* begin Data records *
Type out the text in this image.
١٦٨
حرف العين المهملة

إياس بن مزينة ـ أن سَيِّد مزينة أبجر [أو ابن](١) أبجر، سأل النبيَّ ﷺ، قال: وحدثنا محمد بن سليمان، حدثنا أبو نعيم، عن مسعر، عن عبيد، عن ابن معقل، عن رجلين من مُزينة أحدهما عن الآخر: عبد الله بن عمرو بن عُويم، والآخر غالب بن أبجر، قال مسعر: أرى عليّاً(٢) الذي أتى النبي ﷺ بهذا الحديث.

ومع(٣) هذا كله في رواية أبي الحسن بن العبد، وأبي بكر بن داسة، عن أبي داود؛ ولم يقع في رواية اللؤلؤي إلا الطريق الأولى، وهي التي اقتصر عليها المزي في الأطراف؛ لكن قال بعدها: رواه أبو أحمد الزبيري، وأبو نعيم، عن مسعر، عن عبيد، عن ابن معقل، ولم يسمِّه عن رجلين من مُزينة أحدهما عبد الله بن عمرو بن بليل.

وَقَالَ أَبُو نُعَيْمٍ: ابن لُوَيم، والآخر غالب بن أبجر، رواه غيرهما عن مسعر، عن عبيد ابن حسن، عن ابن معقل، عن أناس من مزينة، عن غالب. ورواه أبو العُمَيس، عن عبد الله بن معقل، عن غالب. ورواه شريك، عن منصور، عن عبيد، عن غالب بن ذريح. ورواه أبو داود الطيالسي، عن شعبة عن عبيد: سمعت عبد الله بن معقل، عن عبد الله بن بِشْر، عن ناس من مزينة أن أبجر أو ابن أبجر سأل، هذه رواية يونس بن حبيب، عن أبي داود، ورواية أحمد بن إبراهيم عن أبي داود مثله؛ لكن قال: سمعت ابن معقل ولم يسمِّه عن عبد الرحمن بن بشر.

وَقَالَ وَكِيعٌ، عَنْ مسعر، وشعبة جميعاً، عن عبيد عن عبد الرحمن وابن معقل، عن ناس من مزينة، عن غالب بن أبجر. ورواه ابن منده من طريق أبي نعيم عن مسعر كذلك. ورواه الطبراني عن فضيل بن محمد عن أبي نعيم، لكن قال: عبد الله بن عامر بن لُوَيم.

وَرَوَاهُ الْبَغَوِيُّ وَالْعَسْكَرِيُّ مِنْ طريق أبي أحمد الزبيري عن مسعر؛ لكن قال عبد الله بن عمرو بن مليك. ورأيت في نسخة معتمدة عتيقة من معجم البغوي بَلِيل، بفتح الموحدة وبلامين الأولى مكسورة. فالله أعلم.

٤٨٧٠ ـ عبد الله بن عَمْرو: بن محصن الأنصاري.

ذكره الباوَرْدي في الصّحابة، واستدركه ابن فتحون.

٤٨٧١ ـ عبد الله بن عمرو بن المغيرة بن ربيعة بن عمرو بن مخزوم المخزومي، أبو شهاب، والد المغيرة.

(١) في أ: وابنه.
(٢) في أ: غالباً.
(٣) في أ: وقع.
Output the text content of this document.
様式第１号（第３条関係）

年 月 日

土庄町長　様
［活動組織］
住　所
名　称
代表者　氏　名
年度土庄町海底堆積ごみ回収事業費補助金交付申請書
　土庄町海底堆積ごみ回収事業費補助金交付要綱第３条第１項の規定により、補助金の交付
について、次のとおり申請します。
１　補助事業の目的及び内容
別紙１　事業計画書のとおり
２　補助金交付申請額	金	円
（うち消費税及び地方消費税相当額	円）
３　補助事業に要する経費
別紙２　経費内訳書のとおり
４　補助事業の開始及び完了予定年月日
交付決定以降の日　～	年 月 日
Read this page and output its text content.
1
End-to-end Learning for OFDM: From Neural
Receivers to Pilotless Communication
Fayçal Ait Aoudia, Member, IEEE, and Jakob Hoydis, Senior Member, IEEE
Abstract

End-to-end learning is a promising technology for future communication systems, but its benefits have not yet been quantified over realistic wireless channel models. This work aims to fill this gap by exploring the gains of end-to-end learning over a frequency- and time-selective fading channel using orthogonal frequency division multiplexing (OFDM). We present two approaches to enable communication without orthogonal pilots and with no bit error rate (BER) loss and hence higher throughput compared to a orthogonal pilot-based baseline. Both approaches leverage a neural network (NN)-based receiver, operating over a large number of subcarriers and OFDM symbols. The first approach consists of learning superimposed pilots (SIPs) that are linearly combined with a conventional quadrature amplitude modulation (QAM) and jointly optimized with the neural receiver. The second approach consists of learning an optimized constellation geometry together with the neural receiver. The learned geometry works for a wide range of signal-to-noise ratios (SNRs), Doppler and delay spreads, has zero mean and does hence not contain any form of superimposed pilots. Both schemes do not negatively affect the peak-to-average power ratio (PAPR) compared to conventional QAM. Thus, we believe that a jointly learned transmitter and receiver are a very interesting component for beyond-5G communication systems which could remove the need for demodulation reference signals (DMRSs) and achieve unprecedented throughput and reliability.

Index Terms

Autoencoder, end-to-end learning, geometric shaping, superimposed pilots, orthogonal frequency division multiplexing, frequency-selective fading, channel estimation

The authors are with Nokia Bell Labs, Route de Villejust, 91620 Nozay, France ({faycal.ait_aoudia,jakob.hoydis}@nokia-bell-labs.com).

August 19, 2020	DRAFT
* end Data records *
**Task brief:** Copy each line of the records containing the string "text".

**Correct result:**
Type out the text in this image.
Output the text content of this document.
Read this page and output its text content.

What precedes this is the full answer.